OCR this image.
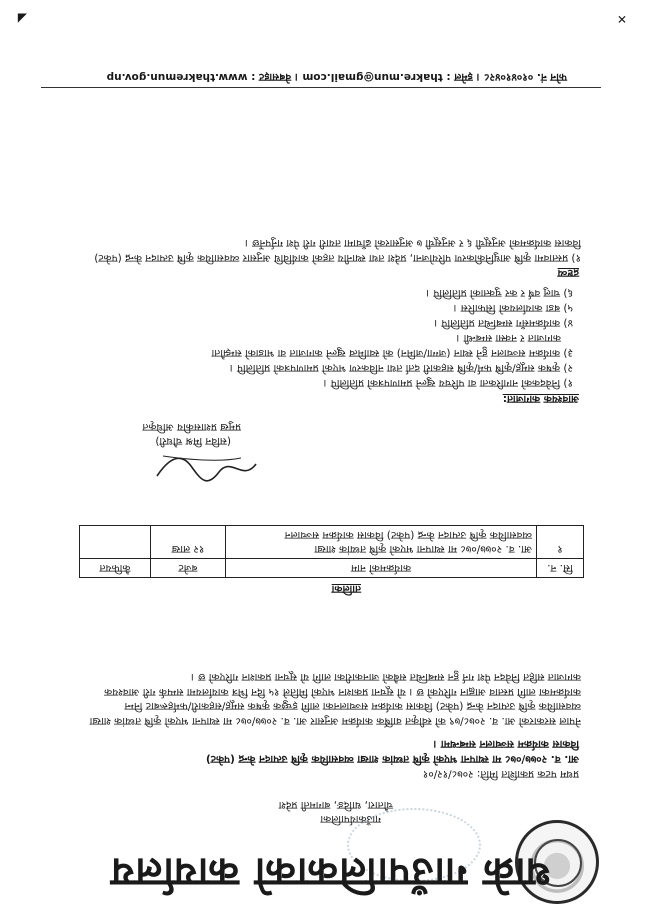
थाक्रे गाउँपालिकाको कार्यालय
गाउँकार्यपालिका
चौतारा, धादिङ, बागमती प्रदेश
प्रथम पटक प्रकाशित मिति: २०७८/१२/०१
आ. व. २०७७/०७८ मा स्थापना भएको कृषि तथ्यांक शाखा व्यवसायिक कृषि उत्पादन केन्द्र (पकेट)
विकास कार्यक्रम सञ्चालन सम्बन्धमा ।
नेपाल सरकारको आ. व. २०७८/७९ को स्वीकृत वार्षिक कार्यक्रम अनुसार आ. व. २०७७/०७८ मा स्थापना भएको कृषि तथ्यांक शाखा व्यवसायिक कृषि उत्पादन केन्द्र (पकेट) विकास कार्यक्रम सञ्चालनका लागि इच्छुक कृषक समूह/सहकारी/फर्महरूबाट निम्न कार्यक्रमका लागि प्रस्ताव आह्वान गरिएको छ । यो सूचना प्रकाशन भएको मितिले १५ दिन भित्र कार्यालयमा सम्पर्क गरी आवश्यक कागजात सहित निवेदन पेश गर्न हुन सम्बन्धित सबैको जानकारीका लागि यो सूचना प्रकाशन गरिएको छ ।
तालिका
सि. न.	कार्यक्रमको नाम	बजेट	कैफियत
१	आ. व. २०७७/०७८ मा स्थापना भएको कृषि तथ्यांक शाखा
व्यवसायिक कृषि उत्पादन केन्द्र (पकेट) विकास कार्यक्रम सञ्चालन	१२ लाख	
(सविन मिश्र चौधरी)
प्रमुख प्रशासकीय अधिकृत
आवश्यक कागजात:
१) निवेदकको नागरिकता वा परिचय खुल्ने प्रमाणपत्रको प्रतिलिपि ।
२) कृषक समूह/कृषि फर्म/कृषि सहकारी दर्ता तथा नविकरण भएको प्रमाणपत्रको प्रतिलिपि ।
३) कार्यक्रम सञ्चालन हुने स्थान (जग्गा/जमिन) को स्वामित्व खुल्ने कागजात वा भाडाको सम्झौता
कागजात र नक्सा सम्बन्धी ।
४) कार्यक्रमसँग सम्बन्धित प्रतिलिपि ।
५) बडा कार्यालयको सिफारिस ।
६) चालु वर्ष र कर चुक्ताको प्रतिलिपि ।
द्रष्टव्य
१) प्रस्तावमा कृषि आधुनिकीकरण परियोजना, प्रदेश तथा स्थानीय तहको कार्यविधि अनुसार व्यवसायिक कृषि उत्पादन केन्द्र (पकेट) विकास कार्यक्रमको अनुसूची ६ र अनुसूची ७ अनुसारको ढाँचामा तयारी गरी पेश गर्नुपर्नेछ ।
फोन नं. ०१०४१०४२८ । इमेल : thakre.mun@gmail.com । वेबसाइट : www.thakremun.gov.np
✕
◢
== == ==
* **Directions**
Omit the pictures and restate the rest of the records verbatim.

* **Output for this exercise**
OCR this image.
थाक्रे गाउँपालिकाको कार्यालय
गाउँकार्यपालिका
चौतारा, धादिङ, बागमती प्रदेश
प्रथम पटक प्रकाशित मिति: २०७८/१२/०१
आ. व. २०७७/०७८ मा स्थापना भएको कृषि तथ्यांक शाखा व्यवसायिक कृषि उत्पादन केन्द्र (पकेट)
विकास कार्यक्रम सञ्चालन सम्बन्धमा ।
नेपाल सरकारको आ. व. २०७८/७९ को स्वीकृत वार्षिक कार्यक्रम अनुसार आ. व. २०७७/०७८ मा स्थापना भएको कृषि तथ्यांक शाखा व्यवसायिक कृषि उत्पादन केन्द्र (पकेट) विकास कार्यक्रम सञ्चालनका लागि इच्छुक कृषक समूह/सहकारी/फर्महरूबाट निम्न कार्यक्रमका लागि प्रस्ताव आह्वान गरिएको छ । यो सूचना प्रकाशन भएको मितिले १५ दिन भित्र कार्यालयमा सम्पर्क गरी आवश्यक कागजात सहित निवेदन पेश गर्न हुन सम्बन्धित सबैको जानकारीका लागि यो सूचना प्रकाशन गरिएको छ ।
तालिका
सि. न.	कार्यक्रमको नाम	बजेट	कैफियत
१	आ. व. २०७७/०७८ मा स्थापना भएको कृषि तथ्यांक शाखा
व्यवसायिक कृषि उत्पादन केन्द्र (पकेट) विकास कार्यक्रम सञ्चालन	१२ लाख	
(सविन मिश्र चौधरी)
प्रमुख प्रशासकीय अधिकृत
आवश्यक कागजात:
१) निवेदकको नागरिकता वा परिचय खुल्ने प्रमाणपत्रको प्रतिलिपि ।
२) कृषक समूह/कृषि फर्म/कृषि सहकारी दर्ता तथा नविकरण भएको प्रमाणपत्रको प्रतिलिपि ।
३) कार्यक्रम सञ्चालन हुने स्थान (जग्गा/जमिन) को स्वामित्व खुल्ने कागजात वा भाडाको सम्झौता
कागजात र नक्सा सम्बन्धी ।
४) कार्यक्रमसँग सम्बन्धित प्रतिलिपि ।
५) बडा कार्यालयको सिफारिस ।
६) चालु वर्ष र कर चुक्ताको प्रतिलिपि ।
द्रष्टव्य
१) प्रस्तावमा कृषि आधुनिकीकरण परियोजना, प्रदेश तथा स्थानीय तहको कार्यविधि अनुसार व्यवसायिक कृषि उत्पादन केन्द्र (पकेट) विकास कार्यक्रमको अनुसूची ६ र अनुसूची ७ अनुसारको ढाँचामा तयारी गरी पेश गर्नुपर्नेछ ।
फोन नं. ०१०४१०४२८ । इमेल : thakre.mun@gmail.com । वेबसाइट : www.thakremun.gov.np
✕
◢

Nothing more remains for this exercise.